## Text passage
-- Opening Marker --

From the dscl man page:

merge Usage: merge record_path key val ... Appends one or more values to a property in a given directory if the property does not already have those values. The property is created if it does not exist.

It seems to me that if the only concern with using dscl instead of dseditgroup is the possibility of duplication, -merge seems to resolve that issue.

Please correct me if there is some other compelling reason for dseditgroup use instead, otherwise there seems to be two valid ways of doing the same thing. tlarkin seems to imply that dseditgroup checks the validity of a username being added to a group, but I am definitely inferring from a few of his statements and would want to be sure. If that is the case, then that is definitely a compelling reason (although most uses of dscl . -merge I have seen tend to be scripted, with little likelihood of a typo-ed username).

JPDyson
Valued Contributor

Cross-referencing the 30-minute admin mechanism... https://jamfnation.jamfsoftware.com/discussion.html?id=6990

tlarkin
Honored Contributor

Hi @hzimmerman

Sorry if you feel we are having a flame war, this was not ever my intent. I did some testing on another thread when you happen to have a space in a user's shortnmae. The dseditgroup seems to actually validate the user record in my testing. This thread (if you scroll down a bit) I ran through an array of user records, and when dseditgroup could not find a valid user record, it told me so in the output:

https://jamfnation.jamfsoftware.com/discussion.html?id=11124

I am not saying you cannot use -merge, and I had this conversation with @franton on the other thread as well. I am all about end results, and if that works for you then awesome. I also agreed with @franton that sometimes dseditgroup may not be the answer 100% of the time. I only recommend using that binary first, because that is its main function. If you put a username in dseditgroup that is not valid it will tell you.

bash-3.2$ sudo dseditgroup -o edit -a fake_user_account -t user admin
Record was not found.

If you want to use dscl with -merge and -append, you can do so. I never meant this as a flame war on how to edit user records in the local user database in OS X. It is my personal opinion that dseditgroup is the preferred method. If you don't use my personal preferred method (this is just my opinion after all) then that is cool, and we can share different ways to do things. My intent was to just share more information to everyone so they can make their own informed decisions. I apologize if it did not come off that way.

-- Closing Marker --

## Data extracts

-- Opening Marker --

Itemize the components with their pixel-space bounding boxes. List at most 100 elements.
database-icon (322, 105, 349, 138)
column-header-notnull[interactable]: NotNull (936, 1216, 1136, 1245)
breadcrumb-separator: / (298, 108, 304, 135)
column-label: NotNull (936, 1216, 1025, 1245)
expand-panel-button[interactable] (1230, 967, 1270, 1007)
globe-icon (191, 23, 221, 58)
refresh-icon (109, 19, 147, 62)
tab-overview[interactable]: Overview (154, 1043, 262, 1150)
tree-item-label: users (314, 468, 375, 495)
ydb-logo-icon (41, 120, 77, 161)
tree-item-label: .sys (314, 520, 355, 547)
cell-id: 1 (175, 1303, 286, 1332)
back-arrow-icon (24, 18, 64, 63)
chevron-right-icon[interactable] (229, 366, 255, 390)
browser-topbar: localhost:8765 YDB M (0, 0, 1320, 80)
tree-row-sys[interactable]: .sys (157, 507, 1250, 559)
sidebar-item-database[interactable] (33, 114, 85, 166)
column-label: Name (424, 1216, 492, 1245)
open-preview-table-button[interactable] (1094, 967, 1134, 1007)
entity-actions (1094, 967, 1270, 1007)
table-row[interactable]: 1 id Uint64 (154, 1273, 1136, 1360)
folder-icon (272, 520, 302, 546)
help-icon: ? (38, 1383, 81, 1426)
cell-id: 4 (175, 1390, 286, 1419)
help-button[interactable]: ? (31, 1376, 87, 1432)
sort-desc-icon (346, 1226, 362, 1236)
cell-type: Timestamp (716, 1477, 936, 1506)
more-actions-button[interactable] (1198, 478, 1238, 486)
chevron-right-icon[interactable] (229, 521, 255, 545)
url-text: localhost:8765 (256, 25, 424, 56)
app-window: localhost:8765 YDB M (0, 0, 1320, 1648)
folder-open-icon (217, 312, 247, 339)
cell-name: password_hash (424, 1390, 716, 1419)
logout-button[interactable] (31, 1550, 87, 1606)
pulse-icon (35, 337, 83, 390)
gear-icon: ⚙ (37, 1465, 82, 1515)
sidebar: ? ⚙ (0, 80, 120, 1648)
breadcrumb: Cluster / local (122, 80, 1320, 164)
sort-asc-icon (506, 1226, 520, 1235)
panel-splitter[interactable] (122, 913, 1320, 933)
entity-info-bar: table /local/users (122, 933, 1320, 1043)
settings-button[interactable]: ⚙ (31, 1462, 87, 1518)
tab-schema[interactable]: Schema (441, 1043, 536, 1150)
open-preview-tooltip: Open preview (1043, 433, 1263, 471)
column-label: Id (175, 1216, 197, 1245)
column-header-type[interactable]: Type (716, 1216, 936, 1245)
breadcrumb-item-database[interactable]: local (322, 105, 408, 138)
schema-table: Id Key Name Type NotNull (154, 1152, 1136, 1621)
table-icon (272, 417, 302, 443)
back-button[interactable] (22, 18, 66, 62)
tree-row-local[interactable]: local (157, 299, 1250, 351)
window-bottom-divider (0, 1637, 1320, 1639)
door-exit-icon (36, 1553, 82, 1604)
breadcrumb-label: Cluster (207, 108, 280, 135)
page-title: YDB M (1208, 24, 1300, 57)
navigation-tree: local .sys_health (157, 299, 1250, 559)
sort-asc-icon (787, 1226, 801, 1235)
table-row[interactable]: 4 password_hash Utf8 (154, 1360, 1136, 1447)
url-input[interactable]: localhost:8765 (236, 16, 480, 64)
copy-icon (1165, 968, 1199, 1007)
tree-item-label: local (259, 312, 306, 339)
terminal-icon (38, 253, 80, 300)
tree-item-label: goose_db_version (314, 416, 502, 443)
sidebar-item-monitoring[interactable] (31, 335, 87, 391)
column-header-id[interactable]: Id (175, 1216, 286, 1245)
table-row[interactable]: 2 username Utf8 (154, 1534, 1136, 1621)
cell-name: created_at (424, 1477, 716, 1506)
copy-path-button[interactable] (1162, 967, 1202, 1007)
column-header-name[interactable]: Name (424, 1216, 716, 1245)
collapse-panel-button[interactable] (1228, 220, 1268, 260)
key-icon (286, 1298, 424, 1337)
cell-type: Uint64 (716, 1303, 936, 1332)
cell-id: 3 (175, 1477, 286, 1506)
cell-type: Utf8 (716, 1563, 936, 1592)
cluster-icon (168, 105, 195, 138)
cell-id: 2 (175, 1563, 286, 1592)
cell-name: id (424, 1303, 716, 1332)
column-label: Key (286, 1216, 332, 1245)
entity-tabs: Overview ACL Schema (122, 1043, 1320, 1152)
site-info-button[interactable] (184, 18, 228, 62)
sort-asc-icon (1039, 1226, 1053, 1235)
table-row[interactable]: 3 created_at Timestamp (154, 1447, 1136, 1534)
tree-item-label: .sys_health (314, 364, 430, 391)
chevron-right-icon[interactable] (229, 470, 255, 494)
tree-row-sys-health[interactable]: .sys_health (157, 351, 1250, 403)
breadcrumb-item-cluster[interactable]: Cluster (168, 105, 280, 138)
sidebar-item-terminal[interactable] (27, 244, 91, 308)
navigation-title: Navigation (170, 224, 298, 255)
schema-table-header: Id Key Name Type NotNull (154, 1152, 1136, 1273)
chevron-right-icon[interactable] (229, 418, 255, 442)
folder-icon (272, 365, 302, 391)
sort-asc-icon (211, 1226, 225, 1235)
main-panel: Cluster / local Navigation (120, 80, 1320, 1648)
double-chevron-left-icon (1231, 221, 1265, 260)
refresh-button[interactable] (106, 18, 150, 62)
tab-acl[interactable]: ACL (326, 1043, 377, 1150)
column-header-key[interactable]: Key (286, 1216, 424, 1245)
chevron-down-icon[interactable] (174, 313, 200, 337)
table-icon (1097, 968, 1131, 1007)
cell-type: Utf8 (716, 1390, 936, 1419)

-- Closing Marker --

## Work instructions
1: In the forum thread on dscl and dseditgroup, why does the first poster think `dscl . -merge` resolves the duplication concern? Answer in one to three sentences.
2: Answer these questions from the forum thread on dscl and dseditgroup:
(a) According to the dscl man page, what does `merge` do if the property does not exist?
(b) What situation was tlarkin testing on the other thread?
(c) What output did dseditgroup return when tlarkin tried to add `fake_user_account` to admin?
3: Pick up the forum thread on dscl and dseditgroup after its last sentence and continue it.

## Answers for the tasks
1: The dscl man page says `merge` adds values to a property only if the property does not already have them. So using `-merge` would not create duplicate entries, which the poster takes to be the only stated concern with using dscl instead of dseditgroup.

2:
(a) It creates the property.
(b) A space in a user's shortname.
(c) "Record was not found."

3:
Thanks,
Tom

PS - I used to use -merge and -append at an old job and I got mixed results. This was way back in the 10.5 and 10.6 days so many things could have changed since then. This was just my personal experience, your mileage may vary.

mm2270
Legendary Contributor II

@hzimmerman - you must be thinking of another thread, b/c no flame war here that I can see. I can only speak for myself, but my comment was written up and directed to EliasG, since he was using append. I have no issue with you pointing out the use of merge nor did I say so in my post. If I ignored "merge" its simply because Apple strongly recommends the use of dseditgroup when manipulating group membership attributes, and has now for a number of years. Ask any SE at Apple and they will tell you. That's not to say that whatever Apple says is law or that we should follow it blindly, but it does provide a better, safer mechanism than anything that dscl provides.
And yes, you're correct in guessing that dseditgroup checks that the account actually exists before it operates on it. If not certain, try it yourself. Create a local Standard user on your Mac, then run a dseditgroup to add it to the admin group, but type the name in wrong. It will report "Record was not found." Doing an echo $? afterwards will report an error code 200 or something to that affect.

Anyway, you needn't be so defensive. No-one is bashing you for pointing out the possible use of "merge" But its also pretty inarguable that dseditgroup is a more intelligent command overall. Dscl still has plenty of other uses though.